** Start Given entries **
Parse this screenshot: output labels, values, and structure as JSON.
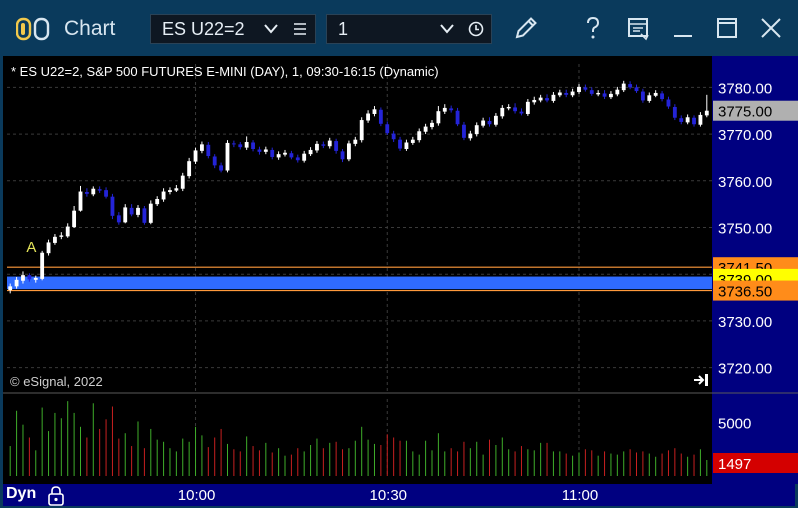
{
  "window": {
    "title": "Chart",
    "symbol_select": {
      "value": "ES U22=2"
    },
    "interval_select": {
      "value": "1"
    },
    "icons": {
      "app": "chart-app-icon",
      "menu": "list-icon",
      "clock": "clock-icon",
      "draw": "pencil-icon",
      "help": "question-icon",
      "layout": "window-layout-icon",
      "minimize": "minimize-icon",
      "maximize": "maximize-icon",
      "close": "close-icon"
    }
  },
  "chart": {
    "caption": "* ES U22=2, S&P 500 FUTURES E-MINI (DAY), 1, 09:30-16:15 (Dynamic)",
    "copyright": "© eSignal, 2022",
    "marker_label": "A",
    "colors": {
      "up": "#ffffff",
      "down": "#2424d8",
      "volume_up": "#3fae2a",
      "volume_down": "#c82020",
      "band": "#2f6bff",
      "band_border": "#ff9a3c",
      "price_axis_bg": "#000080",
      "grid": "#3a3a3a"
    }
  },
  "chart_data": {
    "type": "candlestick",
    "price_axis": {
      "ticks": [
        "3780.00",
        "3770.00",
        "3760.00",
        "3750.00",
        "3740.00",
        "3730.00",
        "3720.00"
      ],
      "tick_values": [
        3780,
        3770,
        3760,
        3750,
        3740,
        3730,
        3720
      ],
      "range": [
        3715,
        3785
      ]
    },
    "price_labels": [
      {
        "text": "3775.00",
        "value": 3775,
        "bg": "#b0b0b0",
        "fg": "#000000"
      },
      {
        "text": "3741.50",
        "value": 3741.5,
        "bg": "#ff8c1a",
        "fg": "#000000"
      },
      {
        "text": "3739.00",
        "value": 3739,
        "bg": "#ffff00",
        "fg": "#000000"
      },
      {
        "text": "3736.50",
        "value": 3736.5,
        "bg": "#ff8c1a",
        "fg": "#000000"
      }
    ],
    "band": {
      "top": 3739.5,
      "bottom": 3736.8
    },
    "band_lines": [
      3741.5,
      3736.5
    ],
    "volume_axis": {
      "ticks": [
        "5000"
      ],
      "tick_values": [
        5000
      ],
      "max": 7200,
      "last_label": "1497"
    },
    "time_axis": {
      "labels": [
        "10:00",
        "10:30",
        "11:00"
      ],
      "label_bars": [
        29,
        59,
        89
      ]
    },
    "bars": [
      [
        3736.6,
        3737.4,
        3738.0,
        3735.9,
        2800
      ],
      [
        3737.4,
        3738.8,
        3739.4,
        3736.9,
        6100
      ],
      [
        3738.6,
        3739.8,
        3740.6,
        3738.0,
        4800
      ],
      [
        3739.8,
        3738.9,
        3740.2,
        3738.4,
        3600
      ],
      [
        3738.8,
        3739.2,
        3739.7,
        3738.2,
        2400
      ],
      [
        3739.0,
        3744.6,
        3745.0,
        3738.7,
        6400
      ],
      [
        3744.5,
        3746.8,
        3747.4,
        3744.0,
        4200
      ],
      [
        3746.7,
        3748.0,
        3748.6,
        3746.3,
        5900
      ],
      [
        3748.0,
        3748.3,
        3749.0,
        3747.5,
        5400
      ],
      [
        3748.1,
        3750.2,
        3750.9,
        3747.8,
        7000
      ],
      [
        3750.1,
        3753.6,
        3754.6,
        3749.9,
        5900
      ],
      [
        3753.6,
        3757.7,
        3758.9,
        3753.4,
        4600
      ],
      [
        3757.6,
        3757.2,
        3758.4,
        3756.6,
        3600
      ],
      [
        3757.1,
        3758.3,
        3758.8,
        3756.7,
        6800
      ],
      [
        3758.2,
        3757.9,
        3758.8,
        3757.4,
        4400
      ],
      [
        3758.0,
        3756.6,
        3758.6,
        3756.2,
        5300
      ],
      [
        3756.6,
        3752.5,
        3757.2,
        3751.8,
        6500
      ],
      [
        3752.6,
        3751.1,
        3753.3,
        3750.6,
        3500
      ],
      [
        3751.1,
        3754.3,
        3755.0,
        3750.9,
        4000
      ],
      [
        3754.2,
        3752.8,
        3755.0,
        3752.4,
        2800
      ],
      [
        3752.7,
        3754.2,
        3754.8,
        3752.2,
        5100
      ],
      [
        3754.1,
        3751.0,
        3754.6,
        3750.6,
        2600
      ],
      [
        3751.0,
        3755.1,
        3755.8,
        3750.7,
        4400
      ],
      [
        3755.0,
        3756.1,
        3756.7,
        3754.6,
        3400
      ],
      [
        3756.0,
        3757.7,
        3758.4,
        3755.5,
        3200
      ],
      [
        3757.6,
        3758.0,
        3758.6,
        3757.1,
        2600
      ],
      [
        3757.9,
        3758.4,
        3759.1,
        3757.6,
        2300
      ],
      [
        3758.3,
        3761.1,
        3761.7,
        3757.8,
        3500
      ],
      [
        3761.0,
        3764.2,
        3764.9,
        3760.5,
        3200
      ],
      [
        3764.1,
        3766.5,
        3767.1,
        3763.6,
        4600
      ],
      [
        3766.4,
        3767.8,
        3768.4,
        3765.9,
        3800
      ],
      [
        3767.7,
        3765.3,
        3768.3,
        3764.8,
        2700
      ],
      [
        3765.2,
        3763.3,
        3765.7,
        3762.7,
        3600
      ],
      [
        3763.3,
        3762.2,
        3763.9,
        3761.8,
        4400
      ],
      [
        3762.2,
        3768.1,
        3768.7,
        3761.8,
        3000
      ],
      [
        3768.0,
        3767.9,
        3768.6,
        3767.2,
        2500
      ],
      [
        3767.8,
        3767.2,
        3768.3,
        3766.7,
        2300
      ],
      [
        3767.1,
        3768.3,
        3769.5,
        3766.6,
        3700
      ],
      [
        3768.2,
        3766.8,
        3768.7,
        3766.3,
        2800
      ],
      [
        3766.7,
        3766.2,
        3767.3,
        3765.6,
        2400
      ],
      [
        3766.2,
        3766.7,
        3767.3,
        3765.7,
        3100
      ],
      [
        3766.6,
        3765.1,
        3767.1,
        3764.6,
        2200
      ],
      [
        3765.0,
        3765.7,
        3766.3,
        3764.5,
        2600
      ],
      [
        3765.6,
        3766.0,
        3766.6,
        3765.2,
        1900
      ],
      [
        3765.9,
        3765.0,
        3766.4,
        3764.6,
        2000
      ],
      [
        3765.0,
        3764.4,
        3765.6,
        3763.9,
        2600
      ],
      [
        3764.3,
        3765.8,
        3766.4,
        3763.9,
        2300
      ],
      [
        3765.7,
        3766.6,
        3767.2,
        3765.3,
        2900
      ],
      [
        3766.5,
        3767.9,
        3768.5,
        3766.0,
        3500
      ],
      [
        3767.8,
        3767.5,
        3768.4,
        3767.0,
        2600
      ],
      [
        3767.4,
        3768.6,
        3769.2,
        3766.9,
        3100
      ],
      [
        3768.5,
        3766.4,
        3769.0,
        3765.8,
        3200
      ],
      [
        3766.3,
        3764.6,
        3766.8,
        3764.0,
        2500
      ],
      [
        3764.6,
        3768.0,
        3768.6,
        3764.2,
        2600
      ],
      [
        3767.9,
        3768.8,
        3769.4,
        3767.4,
        3300
      ],
      [
        3768.7,
        3773.0,
        3773.6,
        3768.2,
        4600
      ],
      [
        3772.9,
        3774.4,
        3775.1,
        3772.4,
        3400
      ],
      [
        3774.3,
        3775.3,
        3776.0,
        3773.8,
        3000
      ],
      [
        3775.2,
        3772.2,
        3775.7,
        3771.7,
        2900
      ],
      [
        3772.1,
        3770.2,
        3772.7,
        3769.8,
        3900
      ],
      [
        3770.1,
        3768.9,
        3770.7,
        3768.3,
        3600
      ],
      [
        3768.8,
        3766.9,
        3769.4,
        3766.4,
        3300
      ],
      [
        3766.8,
        3768.2,
        3768.8,
        3766.4,
        3300
      ],
      [
        3768.1,
        3768.8,
        3769.4,
        3767.7,
        2300
      ],
      [
        3768.7,
        3770.6,
        3771.2,
        3768.2,
        2000
      ],
      [
        3770.5,
        3771.6,
        3772.2,
        3770.0,
        3300
      ],
      [
        3771.5,
        3772.4,
        3773.0,
        3771.0,
        2400
      ],
      [
        3772.3,
        3774.9,
        3776.0,
        3771.8,
        4000
      ],
      [
        3774.8,
        3775.6,
        3776.4,
        3774.3,
        2300
      ],
      [
        3775.5,
        3775.1,
        3776.1,
        3774.6,
        2600
      ],
      [
        3775.0,
        3772.1,
        3775.6,
        3771.7,
        2300
      ],
      [
        3772.0,
        3769.2,
        3772.6,
        3768.7,
        3200
      ],
      [
        3769.1,
        3770.1,
        3770.7,
        3768.6,
        2600
      ],
      [
        3770.0,
        3771.9,
        3772.5,
        3769.5,
        3200
      ],
      [
        3771.8,
        3772.9,
        3773.5,
        3771.4,
        2000
      ],
      [
        3772.8,
        3772.1,
        3773.6,
        3771.6,
        3400
      ],
      [
        3772.0,
        3773.9,
        3774.5,
        3771.6,
        2900
      ],
      [
        3773.8,
        3775.6,
        3776.2,
        3773.3,
        3600
      ],
      [
        3775.5,
        3775.8,
        3776.4,
        3775.1,
        2500
      ],
      [
        3775.7,
        3774.9,
        3776.6,
        3774.4,
        2300
      ],
      [
        3774.8,
        3774.4,
        3775.5,
        3774.0,
        2800
      ],
      [
        3774.3,
        3776.9,
        3777.5,
        3773.9,
        2500
      ],
      [
        3776.8,
        3777.3,
        3778.0,
        3776.3,
        2400
      ],
      [
        3777.2,
        3777.8,
        3778.4,
        3776.8,
        3100
      ],
      [
        3777.7,
        3777.2,
        3778.5,
        3776.8,
        3100
      ],
      [
        3777.1,
        3778.4,
        3779.0,
        3776.7,
        2300
      ],
      [
        3778.3,
        3778.9,
        3779.5,
        3777.9,
        2300
      ],
      [
        3778.8,
        3778.4,
        3779.5,
        3777.9,
        2100
      ],
      [
        3778.3,
        3779.1,
        3779.7,
        3777.9,
        1900
      ],
      [
        3779.0,
        3780.1,
        3780.7,
        3778.6,
        2200
      ],
      [
        3780.0,
        3779.5,
        3780.6,
        3779.1,
        2500
      ],
      [
        3779.4,
        3778.6,
        3780.0,
        3778.2,
        2400
      ],
      [
        3778.5,
        3778.8,
        3779.4,
        3778.1,
        1900
      ],
      [
        3778.7,
        3778.0,
        3779.4,
        3777.5,
        2300
      ],
      [
        3777.9,
        3778.6,
        3779.2,
        3777.5,
        2100
      ],
      [
        3778.5,
        3779.5,
        3780.1,
        3778.1,
        2000
      ],
      [
        3779.4,
        3780.8,
        3781.4,
        3779.0,
        2300
      ],
      [
        3780.7,
        3780.0,
        3781.3,
        3779.6,
        2500
      ],
      [
        3780.0,
        3779.2,
        3780.6,
        3778.8,
        2200
      ],
      [
        3779.1,
        3777.2,
        3779.7,
        3776.7,
        2300
      ],
      [
        3777.1,
        3778.3,
        3778.9,
        3776.7,
        2100
      ],
      [
        3778.2,
        3778.8,
        3779.4,
        3777.9,
        1800
      ],
      [
        3778.7,
        3777.5,
        3779.2,
        3777.0,
        2100
      ],
      [
        3777.4,
        3775.9,
        3778.0,
        3775.4,
        2400
      ],
      [
        3775.8,
        3773.5,
        3776.4,
        3773.0,
        2600
      ],
      [
        3773.4,
        3772.6,
        3774.0,
        3772.1,
        2100
      ],
      [
        3772.5,
        3773.6,
        3774.2,
        3772.1,
        1800
      ],
      [
        3773.5,
        3772.1,
        3774.0,
        3771.6,
        2000
      ],
      [
        3772.0,
        3774.1,
        3774.7,
        3771.6,
        2500
      ],
      [
        3774.0,
        3775.0,
        3778.4,
        3773.6,
        1497
      ]
    ]
  },
  "statusbar": {
    "mode_label": "Dyn",
    "lock_icon": "lock-icon",
    "jump_icon": "jump-to-end-icon"
  }
}
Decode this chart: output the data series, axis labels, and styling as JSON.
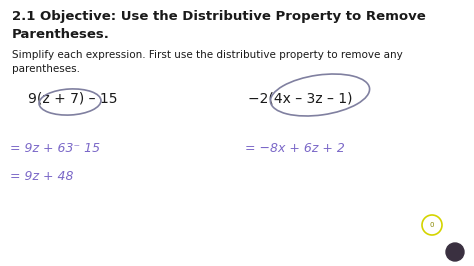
** End Given entries **
From the entries, copy out each line containing the word "JSON".

Completed exercise>
Parse this screenshot: output labels, values, and structure as JSON.
Decode this chart: output the data series, axis labels, and styling as JSON.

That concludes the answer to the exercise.